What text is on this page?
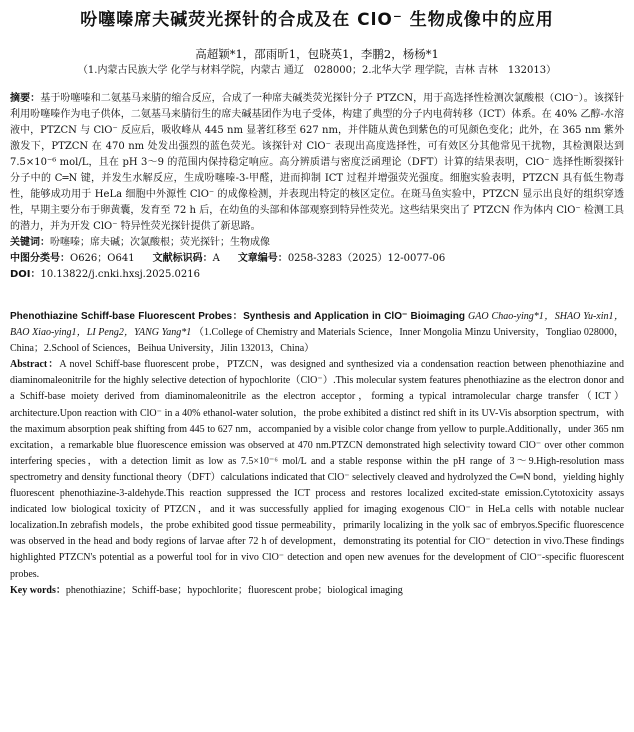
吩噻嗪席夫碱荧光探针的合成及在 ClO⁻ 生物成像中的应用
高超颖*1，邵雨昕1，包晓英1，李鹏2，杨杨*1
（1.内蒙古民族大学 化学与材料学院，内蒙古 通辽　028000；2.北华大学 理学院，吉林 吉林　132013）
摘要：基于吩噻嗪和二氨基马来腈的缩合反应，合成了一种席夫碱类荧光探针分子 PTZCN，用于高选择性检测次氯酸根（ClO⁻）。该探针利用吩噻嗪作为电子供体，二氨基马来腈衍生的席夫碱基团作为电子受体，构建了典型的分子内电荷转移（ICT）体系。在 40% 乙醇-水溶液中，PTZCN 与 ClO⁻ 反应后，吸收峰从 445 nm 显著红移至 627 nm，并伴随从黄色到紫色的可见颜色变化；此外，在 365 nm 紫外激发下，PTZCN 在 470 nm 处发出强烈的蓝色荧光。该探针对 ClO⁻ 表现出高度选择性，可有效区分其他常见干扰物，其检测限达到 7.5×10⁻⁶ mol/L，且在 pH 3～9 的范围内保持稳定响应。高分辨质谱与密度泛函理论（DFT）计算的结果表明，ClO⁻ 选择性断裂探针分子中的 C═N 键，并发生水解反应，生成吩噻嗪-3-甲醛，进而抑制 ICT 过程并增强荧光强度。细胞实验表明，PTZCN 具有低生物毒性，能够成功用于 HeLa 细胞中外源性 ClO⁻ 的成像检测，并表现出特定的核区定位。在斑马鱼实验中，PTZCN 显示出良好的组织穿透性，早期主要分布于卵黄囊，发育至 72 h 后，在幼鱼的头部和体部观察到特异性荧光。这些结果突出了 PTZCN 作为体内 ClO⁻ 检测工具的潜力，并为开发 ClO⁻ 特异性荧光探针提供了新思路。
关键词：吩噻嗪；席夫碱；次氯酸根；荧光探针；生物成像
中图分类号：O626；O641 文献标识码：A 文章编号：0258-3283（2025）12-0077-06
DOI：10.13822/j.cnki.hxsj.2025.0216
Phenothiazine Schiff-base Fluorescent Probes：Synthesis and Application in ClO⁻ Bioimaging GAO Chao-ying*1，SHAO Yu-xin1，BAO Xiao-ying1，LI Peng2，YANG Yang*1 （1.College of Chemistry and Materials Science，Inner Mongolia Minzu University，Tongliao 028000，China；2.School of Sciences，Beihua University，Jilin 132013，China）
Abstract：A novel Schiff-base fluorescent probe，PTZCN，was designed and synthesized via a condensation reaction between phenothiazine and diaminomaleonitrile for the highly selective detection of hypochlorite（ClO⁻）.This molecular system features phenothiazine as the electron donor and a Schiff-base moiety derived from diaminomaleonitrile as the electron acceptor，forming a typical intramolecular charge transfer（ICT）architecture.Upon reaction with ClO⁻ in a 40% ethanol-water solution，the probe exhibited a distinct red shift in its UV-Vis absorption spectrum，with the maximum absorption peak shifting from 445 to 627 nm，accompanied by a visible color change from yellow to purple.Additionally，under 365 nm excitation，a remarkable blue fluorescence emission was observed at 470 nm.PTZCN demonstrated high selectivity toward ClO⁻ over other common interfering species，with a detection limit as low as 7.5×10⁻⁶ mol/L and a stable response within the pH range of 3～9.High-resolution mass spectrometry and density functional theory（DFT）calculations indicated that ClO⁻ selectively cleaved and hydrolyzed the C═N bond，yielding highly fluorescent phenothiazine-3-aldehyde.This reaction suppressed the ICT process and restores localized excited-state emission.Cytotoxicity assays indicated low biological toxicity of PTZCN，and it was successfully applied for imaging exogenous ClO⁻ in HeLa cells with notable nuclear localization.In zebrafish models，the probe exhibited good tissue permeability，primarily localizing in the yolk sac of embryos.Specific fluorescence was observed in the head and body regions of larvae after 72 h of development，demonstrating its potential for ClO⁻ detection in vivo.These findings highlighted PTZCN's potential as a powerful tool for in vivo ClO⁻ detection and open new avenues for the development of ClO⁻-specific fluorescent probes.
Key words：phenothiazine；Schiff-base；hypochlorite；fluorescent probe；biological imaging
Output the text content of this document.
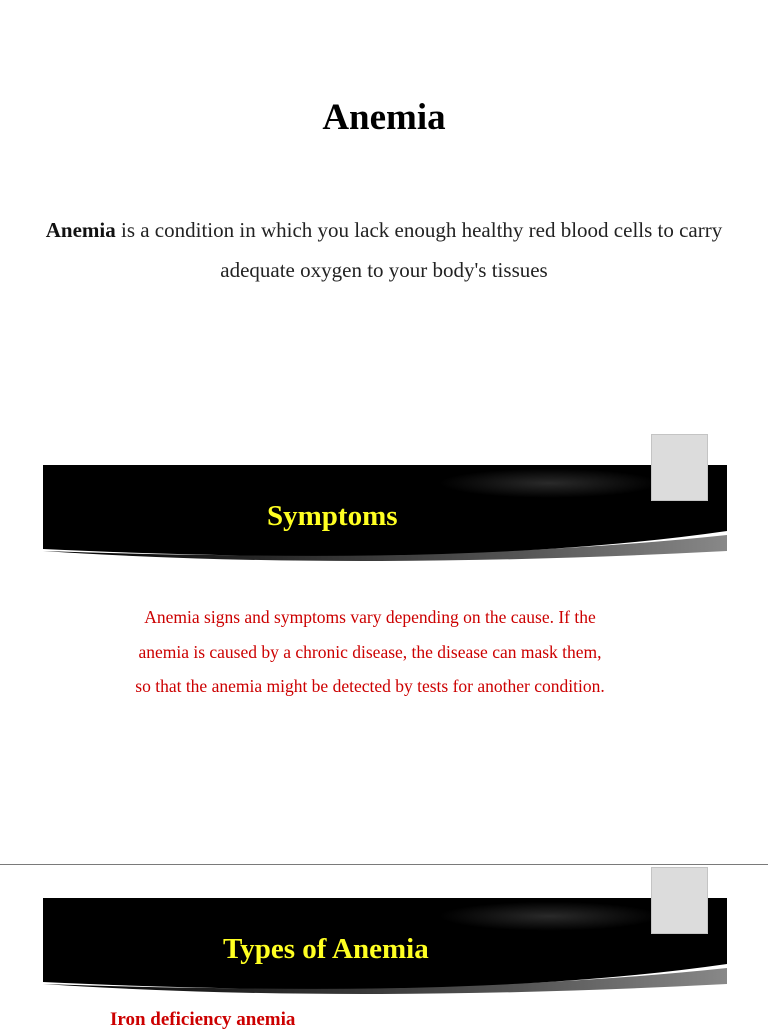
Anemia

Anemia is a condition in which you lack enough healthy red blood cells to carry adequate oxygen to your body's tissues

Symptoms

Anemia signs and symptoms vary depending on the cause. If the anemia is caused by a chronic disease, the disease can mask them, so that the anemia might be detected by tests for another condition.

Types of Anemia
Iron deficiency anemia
========================
### WHAT YOU WILL DO
Wherever the word "text" appears in a line of the data, copy that line.

### WORKED SOLUTION
What text is on this page?
Output the text content of this document.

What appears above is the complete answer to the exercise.